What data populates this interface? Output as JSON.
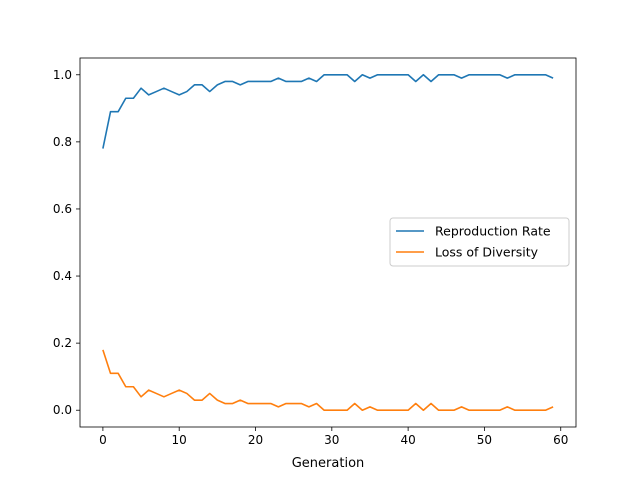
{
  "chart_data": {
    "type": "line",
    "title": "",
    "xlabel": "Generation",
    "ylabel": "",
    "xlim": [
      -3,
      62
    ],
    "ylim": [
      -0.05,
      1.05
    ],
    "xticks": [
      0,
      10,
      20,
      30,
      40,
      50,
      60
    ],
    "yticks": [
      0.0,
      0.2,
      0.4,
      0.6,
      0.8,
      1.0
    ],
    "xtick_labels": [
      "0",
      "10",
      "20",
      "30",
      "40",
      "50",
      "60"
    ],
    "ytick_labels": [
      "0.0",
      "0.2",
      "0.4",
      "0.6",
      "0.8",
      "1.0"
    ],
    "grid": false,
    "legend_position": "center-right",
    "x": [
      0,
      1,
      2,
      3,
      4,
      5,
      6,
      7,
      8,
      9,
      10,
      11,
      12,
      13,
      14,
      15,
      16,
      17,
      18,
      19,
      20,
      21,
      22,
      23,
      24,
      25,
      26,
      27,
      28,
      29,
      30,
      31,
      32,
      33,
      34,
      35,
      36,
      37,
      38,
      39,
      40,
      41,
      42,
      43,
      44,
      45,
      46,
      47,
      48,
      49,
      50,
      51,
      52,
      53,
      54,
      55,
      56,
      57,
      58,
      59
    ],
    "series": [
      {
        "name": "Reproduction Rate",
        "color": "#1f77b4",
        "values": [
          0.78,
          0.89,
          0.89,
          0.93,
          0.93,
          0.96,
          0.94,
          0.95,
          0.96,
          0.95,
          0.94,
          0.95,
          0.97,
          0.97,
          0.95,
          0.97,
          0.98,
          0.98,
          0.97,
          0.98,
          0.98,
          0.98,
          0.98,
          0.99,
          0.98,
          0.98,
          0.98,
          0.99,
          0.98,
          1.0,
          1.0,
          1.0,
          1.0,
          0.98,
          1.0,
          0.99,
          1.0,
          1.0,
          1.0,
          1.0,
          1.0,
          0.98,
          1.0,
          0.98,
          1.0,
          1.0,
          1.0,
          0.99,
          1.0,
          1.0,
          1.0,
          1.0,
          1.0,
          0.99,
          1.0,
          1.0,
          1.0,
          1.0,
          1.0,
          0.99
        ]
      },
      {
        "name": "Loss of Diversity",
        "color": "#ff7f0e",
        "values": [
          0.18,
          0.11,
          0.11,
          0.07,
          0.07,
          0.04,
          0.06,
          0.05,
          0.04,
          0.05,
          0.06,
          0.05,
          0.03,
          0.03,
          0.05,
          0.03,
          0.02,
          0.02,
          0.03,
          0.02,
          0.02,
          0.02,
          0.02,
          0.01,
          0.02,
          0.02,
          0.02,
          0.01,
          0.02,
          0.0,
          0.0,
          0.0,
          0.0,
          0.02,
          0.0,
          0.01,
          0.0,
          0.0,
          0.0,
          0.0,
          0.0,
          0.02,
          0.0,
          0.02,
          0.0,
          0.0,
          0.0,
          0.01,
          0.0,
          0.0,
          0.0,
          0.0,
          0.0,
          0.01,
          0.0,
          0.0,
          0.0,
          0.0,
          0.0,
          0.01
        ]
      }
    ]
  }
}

■ WHAT YOU NEED TO DO ■
Make an exact copy of all entries above, dropping the images.

■ ANSWER ■
What data populates this interface? Output as JSON.
{
  "chart_data": {
    "type": "line",
    "title": "",
    "xlabel": "Generation",
    "ylabel": "",
    "xlim": [
      -3,
      62
    ],
    "ylim": [
      -0.05,
      1.05
    ],
    "xticks": [
      0,
      10,
      20,
      30,
      40,
      50,
      60
    ],
    "yticks": [
      0.0,
      0.2,
      0.4,
      0.6,
      0.8,
      1.0
    ],
    "xtick_labels": [
      "0",
      "10",
      "20",
      "30",
      "40",
      "50",
      "60"
    ],
    "ytick_labels": [
      "0.0",
      "0.2",
      "0.4",
      "0.6",
      "0.8",
      "1.0"
    ],
    "grid": false,
    "legend_position": "center-right",
    "x": [
      0,
      1,
      2,
      3,
      4,
      5,
      6,
      7,
      8,
      9,
      10,
      11,
      12,
      13,
      14,
      15,
      16,
      17,
      18,
      19,
      20,
      21,
      22,
      23,
      24,
      25,
      26,
      27,
      28,
      29,
      30,
      31,
      32,
      33,
      34,
      35,
      36,
      37,
      38,
      39,
      40,
      41,
      42,
      43,
      44,
      45,
      46,
      47,
      48,
      49,
      50,
      51,
      52,
      53,
      54,
      55,
      56,
      57,
      58,
      59
    ],
    "series": [
      {
        "name": "Reproduction Rate",
        "color": "#1f77b4",
        "values": [
          0.78,
          0.89,
          0.89,
          0.93,
          0.93,
          0.96,
          0.94,
          0.95,
          0.96,
          0.95,
          0.94,
          0.95,
          0.97,
          0.97,
          0.95,
          0.97,
          0.98,
          0.98,
          0.97,
          0.98,
          0.98,
          0.98,
          0.98,
          0.99,
          0.98,
          0.98,
          0.98,
          0.99,
          0.98,
          1.0,
          1.0,
          1.0,
          1.0,
          0.98,
          1.0,
          0.99,
          1.0,
          1.0,
          1.0,
          1.0,
          1.0,
          0.98,
          1.0,
          0.98,
          1.0,
          1.0,
          1.0,
          0.99,
          1.0,
          1.0,
          1.0,
          1.0,
          1.0,
          0.99,
          1.0,
          1.0,
          1.0,
          1.0,
          1.0,
          0.99
        ]
      },
      {
        "name": "Loss of Diversity",
        "color": "#ff7f0e",
        "values": [
          0.18,
          0.11,
          0.11,
          0.07,
          0.07,
          0.04,
          0.06,
          0.05,
          0.04,
          0.05,
          0.06,
          0.05,
          0.03,
          0.03,
          0.05,
          0.03,
          0.02,
          0.02,
          0.03,
          0.02,
          0.02,
          0.02,
          0.02,
          0.01,
          0.02,
          0.02,
          0.02,
          0.01,
          0.02,
          0.0,
          0.0,
          0.0,
          0.0,
          0.02,
          0.0,
          0.01,
          0.0,
          0.0,
          0.0,
          0.0,
          0.0,
          0.02,
          0.0,
          0.02,
          0.0,
          0.0,
          0.0,
          0.01,
          0.0,
          0.0,
          0.0,
          0.0,
          0.0,
          0.01,
          0.0,
          0.0,
          0.0,
          0.0,
          0.0,
          0.01
        ]
      }
    ]
  }
}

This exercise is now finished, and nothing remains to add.